### Instruction:
Filter the entries that follow, copying every line in which the word "світла" appears.

Rows from a dataset:

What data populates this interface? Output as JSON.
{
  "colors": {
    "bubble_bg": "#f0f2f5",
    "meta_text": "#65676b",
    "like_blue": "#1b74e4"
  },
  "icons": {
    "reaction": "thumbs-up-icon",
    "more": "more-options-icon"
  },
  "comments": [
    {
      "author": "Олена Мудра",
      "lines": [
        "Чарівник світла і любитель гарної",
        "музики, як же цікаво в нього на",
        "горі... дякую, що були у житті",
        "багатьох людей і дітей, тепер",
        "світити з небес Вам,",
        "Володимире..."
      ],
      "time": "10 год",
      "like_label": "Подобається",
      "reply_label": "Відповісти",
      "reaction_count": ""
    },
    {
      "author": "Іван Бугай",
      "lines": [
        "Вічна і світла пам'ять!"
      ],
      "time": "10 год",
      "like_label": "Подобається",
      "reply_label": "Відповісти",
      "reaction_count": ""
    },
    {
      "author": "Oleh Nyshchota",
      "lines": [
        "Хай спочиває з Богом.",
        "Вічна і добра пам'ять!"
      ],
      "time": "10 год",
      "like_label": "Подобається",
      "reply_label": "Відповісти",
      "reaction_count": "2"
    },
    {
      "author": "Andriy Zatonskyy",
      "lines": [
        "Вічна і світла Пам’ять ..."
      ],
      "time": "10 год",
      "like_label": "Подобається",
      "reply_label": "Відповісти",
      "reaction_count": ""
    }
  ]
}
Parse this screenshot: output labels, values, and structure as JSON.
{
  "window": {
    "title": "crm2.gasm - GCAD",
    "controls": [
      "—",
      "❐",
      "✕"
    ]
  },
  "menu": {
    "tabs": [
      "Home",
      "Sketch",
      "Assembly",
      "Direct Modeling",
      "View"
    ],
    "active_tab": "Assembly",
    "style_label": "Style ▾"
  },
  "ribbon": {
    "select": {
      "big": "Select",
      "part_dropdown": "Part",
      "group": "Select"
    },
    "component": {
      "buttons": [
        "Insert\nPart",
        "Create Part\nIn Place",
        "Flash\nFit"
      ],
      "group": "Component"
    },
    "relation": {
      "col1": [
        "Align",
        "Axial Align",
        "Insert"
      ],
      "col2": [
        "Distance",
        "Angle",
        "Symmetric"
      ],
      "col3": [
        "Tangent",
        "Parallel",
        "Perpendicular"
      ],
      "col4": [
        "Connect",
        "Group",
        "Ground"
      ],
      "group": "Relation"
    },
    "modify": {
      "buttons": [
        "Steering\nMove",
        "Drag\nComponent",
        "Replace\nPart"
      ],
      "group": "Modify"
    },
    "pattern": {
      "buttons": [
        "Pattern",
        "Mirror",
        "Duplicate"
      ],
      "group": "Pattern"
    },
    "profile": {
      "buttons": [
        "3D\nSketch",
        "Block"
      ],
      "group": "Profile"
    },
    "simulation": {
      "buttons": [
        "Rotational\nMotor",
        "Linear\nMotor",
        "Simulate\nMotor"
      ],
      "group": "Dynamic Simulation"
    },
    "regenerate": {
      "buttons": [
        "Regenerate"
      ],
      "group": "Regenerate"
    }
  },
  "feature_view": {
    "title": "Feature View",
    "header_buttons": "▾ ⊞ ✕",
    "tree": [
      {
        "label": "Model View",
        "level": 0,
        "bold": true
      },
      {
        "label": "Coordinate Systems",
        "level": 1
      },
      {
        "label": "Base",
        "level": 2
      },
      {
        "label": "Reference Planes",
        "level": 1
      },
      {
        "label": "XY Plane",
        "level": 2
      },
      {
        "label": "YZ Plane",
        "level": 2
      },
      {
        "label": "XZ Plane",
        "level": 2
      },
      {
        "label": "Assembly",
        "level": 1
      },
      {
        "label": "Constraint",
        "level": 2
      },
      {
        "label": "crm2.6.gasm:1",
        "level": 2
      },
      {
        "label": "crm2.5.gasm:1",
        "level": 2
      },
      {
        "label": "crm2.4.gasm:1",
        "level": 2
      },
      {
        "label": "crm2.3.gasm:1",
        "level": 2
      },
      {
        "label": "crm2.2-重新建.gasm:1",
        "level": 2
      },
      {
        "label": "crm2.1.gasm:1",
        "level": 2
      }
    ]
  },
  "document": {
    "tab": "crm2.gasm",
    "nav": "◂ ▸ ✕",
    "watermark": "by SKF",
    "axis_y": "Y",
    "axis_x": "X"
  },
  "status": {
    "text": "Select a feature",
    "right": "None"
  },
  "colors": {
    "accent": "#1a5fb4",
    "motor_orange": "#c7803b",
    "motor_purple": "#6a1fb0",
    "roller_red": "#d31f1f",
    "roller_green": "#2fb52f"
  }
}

### Completed exercise:
        "Чарівник світла і любитель гарної",
        "Вічна і світла пам'ять!"
        "Вічна і світла Пам’ять ..."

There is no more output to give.